— Start —

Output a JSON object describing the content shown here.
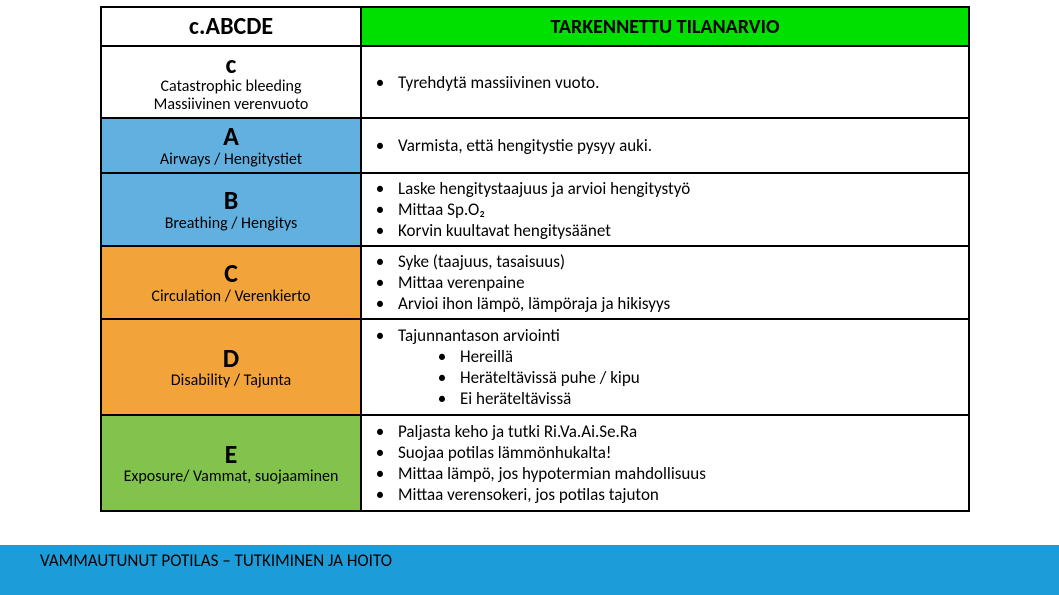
{
  "colors": {
    "header_right_bg": "#00e000",
    "row_c_bg": "#ffffff",
    "row_a_bg": "#62b0df",
    "row_b_bg": "#62b0df",
    "row_cc_bg": "#f2a33a",
    "row_d_bg": "#f2a33a",
    "row_e_bg": "#82c34e",
    "footer_bg": "#1c9dd9",
    "border": "#000000"
  },
  "header": {
    "left": "c.ABCDE",
    "right": "TARKENNETTU TILANARVIO"
  },
  "rows": [
    {
      "key": "c",
      "letter": "c",
      "sub1": "Catastrophic bleeding",
      "sub2": "Massiivinen verenvuoto",
      "bullets": [
        "Tyrehdytä massiivinen vuoto."
      ]
    },
    {
      "key": "A",
      "letter": "A",
      "sub1": "Airways / Hengitystiet",
      "bullets": [
        "Varmista, että hengitystie pysyy auki."
      ]
    },
    {
      "key": "B",
      "letter": "B",
      "sub1": "Breathing / Hengitys",
      "bullets": [
        "Laske hengitystaajuus ja arvioi hengitystyö",
        "Mittaa Sp.O₂",
        "Korvin kuultavat hengitysäänet"
      ]
    },
    {
      "key": "C",
      "letter": "C",
      "sub1": "Circulation / Verenkierto",
      "bullets": [
        "Syke (taajuus, tasaisuus)",
        "Mittaa verenpaine",
        "Arvioi ihon lämpö, lämpöraja ja hikisyys"
      ]
    },
    {
      "key": "D",
      "letter": "D",
      "sub1": "Disability / Tajunta",
      "bullets": [
        "Tajunnantason arviointi"
      ],
      "subbullets": [
        "Hereillä",
        "Heräteltävissä puhe / kipu",
        "Ei heräteltävissä"
      ]
    },
    {
      "key": "E",
      "letter": "E",
      "sub1": "Exposure/ Vammat, suojaaminen",
      "bullets": [
        "Paljasta keho ja tutki Ri.Va.Ai.Se.Ra",
        "Suojaa potilas lämmönhukalta!",
        "Mittaa lämpö, jos hypotermian mahdollisuus",
        "Mittaa verensokeri, jos potilas tajuton"
      ]
    }
  ],
  "footer": "VAMMAUTUNUT POTILAS – TUTKIMINEN JA HOITO"
}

— End —

Stated task: Transcribe every line in the entries above, taking out only the images.

Solution for this problem:
Output a JSON object describing the content shown here.
{
  "colors": {
    "header_right_bg": "#00e000",
    "row_c_bg": "#ffffff",
    "row_a_bg": "#62b0df",
    "row_b_bg": "#62b0df",
    "row_cc_bg": "#f2a33a",
    "row_d_bg": "#f2a33a",
    "row_e_bg": "#82c34e",
    "footer_bg": "#1c9dd9",
    "border": "#000000"
  },
  "header": {
    "left": "c.ABCDE",
    "right": "TARKENNETTU TILANARVIO"
  },
  "rows": [
    {
      "key": "c",
      "letter": "c",
      "sub1": "Catastrophic bleeding",
      "sub2": "Massiivinen verenvuoto",
      "bullets": [
        "Tyrehdytä massiivinen vuoto."
      ]
    },
    {
      "key": "A",
      "letter": "A",
      "sub1": "Airways / Hengitystiet",
      "bullets": [
        "Varmista, että hengitystie pysyy auki."
      ]
    },
    {
      "key": "B",
      "letter": "B",
      "sub1": "Breathing / Hengitys",
      "bullets": [
        "Laske hengitystaajuus ja arvioi hengitystyö",
        "Mittaa Sp.O₂",
        "Korvin kuultavat hengitysäänet"
      ]
    },
    {
      "key": "C",
      "letter": "C",
      "sub1": "Circulation / Verenkierto",
      "bullets": [
        "Syke (taajuus, tasaisuus)",
        "Mittaa verenpaine",
        "Arvioi ihon lämpö, lämpöraja ja hikisyys"
      ]
    },
    {
      "key": "D",
      "letter": "D",
      "sub1": "Disability / Tajunta",
      "bullets": [
        "Tajunnantason arviointi"
      ],
      "subbullets": [
        "Hereillä",
        "Heräteltävissä puhe / kipu",
        "Ei heräteltävissä"
      ]
    },
    {
      "key": "E",
      "letter": "E",
      "sub1": "Exposure/ Vammat, suojaaminen",
      "bullets": [
        "Paljasta keho ja tutki Ri.Va.Ai.Se.Ra",
        "Suojaa potilas lämmönhukalta!",
        "Mittaa lämpö, jos hypotermian mahdollisuus",
        "Mittaa verensokeri, jos potilas tajuton"
      ]
    }
  ],
  "footer": "VAMMAUTUNUT POTILAS – TUTKIMINEN JA HOITO"
}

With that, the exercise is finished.